Repeat the whole of the data, keeping every detail the same.
-- BEGIN INFORMATION SHOWN --
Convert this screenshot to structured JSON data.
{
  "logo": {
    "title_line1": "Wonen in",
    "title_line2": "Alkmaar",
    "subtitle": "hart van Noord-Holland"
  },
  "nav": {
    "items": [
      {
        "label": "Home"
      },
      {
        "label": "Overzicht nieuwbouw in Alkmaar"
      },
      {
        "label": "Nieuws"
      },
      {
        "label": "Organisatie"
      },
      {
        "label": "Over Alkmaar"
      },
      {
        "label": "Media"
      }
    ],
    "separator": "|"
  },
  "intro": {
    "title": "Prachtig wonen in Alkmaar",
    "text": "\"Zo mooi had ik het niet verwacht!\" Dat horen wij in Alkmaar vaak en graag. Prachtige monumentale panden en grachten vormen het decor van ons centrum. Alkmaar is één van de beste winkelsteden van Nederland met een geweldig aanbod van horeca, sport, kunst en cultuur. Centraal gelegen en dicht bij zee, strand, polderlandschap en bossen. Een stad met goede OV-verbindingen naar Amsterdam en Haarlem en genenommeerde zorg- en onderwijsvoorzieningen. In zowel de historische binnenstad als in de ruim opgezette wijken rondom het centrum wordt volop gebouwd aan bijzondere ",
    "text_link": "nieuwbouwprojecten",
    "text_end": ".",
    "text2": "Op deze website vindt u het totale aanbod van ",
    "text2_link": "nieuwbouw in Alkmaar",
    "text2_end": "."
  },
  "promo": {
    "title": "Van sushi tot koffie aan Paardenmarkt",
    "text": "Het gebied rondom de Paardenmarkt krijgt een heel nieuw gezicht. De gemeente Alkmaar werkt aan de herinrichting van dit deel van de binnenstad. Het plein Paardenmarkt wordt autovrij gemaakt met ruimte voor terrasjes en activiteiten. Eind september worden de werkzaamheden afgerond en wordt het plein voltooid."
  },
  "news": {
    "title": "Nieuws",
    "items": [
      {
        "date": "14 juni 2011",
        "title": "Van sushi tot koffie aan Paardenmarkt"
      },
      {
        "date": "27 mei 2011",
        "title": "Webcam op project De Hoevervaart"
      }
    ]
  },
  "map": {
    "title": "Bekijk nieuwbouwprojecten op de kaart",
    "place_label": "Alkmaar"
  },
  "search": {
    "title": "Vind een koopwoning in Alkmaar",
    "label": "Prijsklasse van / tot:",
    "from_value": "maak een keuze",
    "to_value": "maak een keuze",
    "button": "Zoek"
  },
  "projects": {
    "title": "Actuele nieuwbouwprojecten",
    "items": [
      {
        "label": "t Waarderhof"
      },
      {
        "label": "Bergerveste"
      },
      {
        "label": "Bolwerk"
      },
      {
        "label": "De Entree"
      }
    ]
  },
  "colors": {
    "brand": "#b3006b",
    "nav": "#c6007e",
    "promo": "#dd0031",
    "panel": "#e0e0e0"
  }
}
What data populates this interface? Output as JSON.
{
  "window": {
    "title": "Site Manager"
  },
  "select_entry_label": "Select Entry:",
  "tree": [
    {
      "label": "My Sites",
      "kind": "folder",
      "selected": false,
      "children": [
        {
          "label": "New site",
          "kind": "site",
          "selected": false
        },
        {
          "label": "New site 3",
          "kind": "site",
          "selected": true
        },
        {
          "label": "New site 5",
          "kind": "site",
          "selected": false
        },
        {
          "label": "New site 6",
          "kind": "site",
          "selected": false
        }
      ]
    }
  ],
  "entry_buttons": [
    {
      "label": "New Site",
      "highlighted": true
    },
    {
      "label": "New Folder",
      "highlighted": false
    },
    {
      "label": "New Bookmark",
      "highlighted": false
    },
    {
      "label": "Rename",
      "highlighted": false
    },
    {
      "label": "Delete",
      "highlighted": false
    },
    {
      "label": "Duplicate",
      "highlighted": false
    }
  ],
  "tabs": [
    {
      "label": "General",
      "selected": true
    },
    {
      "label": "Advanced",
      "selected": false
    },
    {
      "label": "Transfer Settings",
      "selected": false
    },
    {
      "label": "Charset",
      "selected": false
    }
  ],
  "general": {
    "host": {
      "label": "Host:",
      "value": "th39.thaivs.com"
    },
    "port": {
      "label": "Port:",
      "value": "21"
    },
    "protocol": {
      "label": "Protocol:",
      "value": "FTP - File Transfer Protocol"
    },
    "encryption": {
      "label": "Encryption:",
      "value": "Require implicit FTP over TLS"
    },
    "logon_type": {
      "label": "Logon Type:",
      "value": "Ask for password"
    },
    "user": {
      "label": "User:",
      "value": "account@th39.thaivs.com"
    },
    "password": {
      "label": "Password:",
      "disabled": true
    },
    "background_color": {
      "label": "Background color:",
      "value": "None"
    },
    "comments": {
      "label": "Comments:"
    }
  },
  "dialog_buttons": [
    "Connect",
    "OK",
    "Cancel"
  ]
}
-- END INFORMATION SHOWN --
> _WRITTEN SOLUTION_:
Convert this screenshot to structured JSON data.
{
  "logo": {
    "title_line1": "Wonen in",
    "title_line2": "Alkmaar",
    "subtitle": "hart van Noord-Holland"
  },
  "nav": {
    "items": [
      {
        "label": "Home"
      },
      {
        "label": "Overzicht nieuwbouw in Alkmaar"
      },
      {
        "label": "Nieuws"
      },
      {
        "label": "Organisatie"
      },
      {
        "label": "Over Alkmaar"
      },
      {
        "label": "Media"
      }
    ],
    "separator": "|"
  },
  "intro": {
    "title": "Prachtig wonen in Alkmaar",
    "text": "\"Zo mooi had ik het niet verwacht!\" Dat horen wij in Alkmaar vaak en graag. Prachtige monumentale panden en grachten vormen het decor van ons centrum. Alkmaar is één van de beste winkelsteden van Nederland met een geweldig aanbod van horeca, sport, kunst en cultuur. Centraal gelegen en dicht bij zee, strand, polderlandschap en bossen. Een stad met goede OV-verbindingen naar Amsterdam en Haarlem en genenommeerde zorg- en onderwijsvoorzieningen. In zowel de historische binnenstad als in de ruim opgezette wijken rondom het centrum wordt volop gebouwd aan bijzondere ",
    "text_link": "nieuwbouwprojecten",
    "text_end": ".",
    "text2": "Op deze website vindt u het totale aanbod van ",
    "text2_link": "nieuwbouw in Alkmaar",
    "text2_end": "."
  },
  "promo": {
    "title": "Van sushi tot koffie aan Paardenmarkt",
    "text": "Het gebied rondom de Paardenmarkt krijgt een heel nieuw gezicht. De gemeente Alkmaar werkt aan de herinrichting van dit deel van de binnenstad. Het plein Paardenmarkt wordt autovrij gemaakt met ruimte voor terrasjes en activiteiten. Eind september worden de werkzaamheden afgerond en wordt het plein voltooid."
  },
  "news": {
    "title": "Nieuws",
    "items": [
      {
        "date": "14 juni 2011",
        "title": "Van sushi tot koffie aan Paardenmarkt"
      },
      {
        "date": "27 mei 2011",
        "title": "Webcam op project De Hoevervaart"
      }
    ]
  },
  "map": {
    "title": "Bekijk nieuwbouwprojecten op de kaart",
    "place_label": "Alkmaar"
  },
  "search": {
    "title": "Vind een koopwoning in Alkmaar",
    "label": "Prijsklasse van / tot:",
    "from_value": "maak een keuze",
    "to_value": "maak een keuze",
    "button": "Zoek"
  },
  "projects": {
    "title": "Actuele nieuwbouwprojecten",
    "items": [
      {
        "label": "t Waarderhof"
      },
      {
        "label": "Bergerveste"
      },
      {
        "label": "Bolwerk"
      },
      {
        "label": "De Entree"
      }
    ]
  },
  "colors": {
    "brand": "#b3006b",
    "nav": "#c6007e",
    "promo": "#dd0031",
    "panel": "#e0e0e0"
  }
}
What data populates this interface? Output as JSON.
{
  "window": {
    "title": "Site Manager"
  },
  "select_entry_label": "Select Entry:",
  "tree": [
    {
      "label": "My Sites",
      "kind": "folder",
      "selected": false,
      "children": [
        {
          "label": "New site",
          "kind": "site",
          "selected": false
        },
        {
          "label": "New site 3",
          "kind": "site",
          "selected": true
        },
        {
          "label": "New site 5",
          "kind": "site",
          "selected": false
        },
        {
          "label": "New site 6",
          "kind": "site",
          "selected": false
        }
      ]
    }
  ],
  "entry_buttons": [
    {
      "label": "New Site",
      "highlighted": true
    },
    {
      "label": "New Folder",
      "highlighted": false
    },
    {
      "label": "New Bookmark",
      "highlighted": false
    },
    {
      "label": "Rename",
      "highlighted": false
    },
    {
      "label": "Delete",
      "highlighted": false
    },
    {
      "label": "Duplicate",
      "highlighted": false
    }
  ],
  "tabs": [
    {
      "label": "General",
      "selected": true
    },
    {
      "label": "Advanced",
      "selected": false
    },
    {
      "label": "Transfer Settings",
      "selected": false
    },
    {
      "label": "Charset",
      "selected": false
    }
  ],
  "general": {
    "host": {
      "label": "Host:",
      "value": "th39.thaivs.com"
    },
    "port": {
      "label": "Port:",
      "value": "21"
    },
    "protocol": {
      "label": "Protocol:",
      "value": "FTP - File Transfer Protocol"
    },
    "encryption": {
      "label": "Encryption:",
      "value": "Require implicit FTP over TLS"
    },
    "logon_type": {
      "label": "Logon Type:",
      "value": "Ask for password"
    },
    "user": {
      "label": "User:",
      "value": "account@th39.thaivs.com"
    },
    "password": {
      "label": "Password:",
      "disabled": true
    },
    "background_color": {
      "label": "Background color:",
      "value": "None"
    },
    "comments": {
      "label": "Comments:"
    }
  },
  "dialog_buttons": [
    "Connect",
    "OK",
    "Cancel"
  ]
}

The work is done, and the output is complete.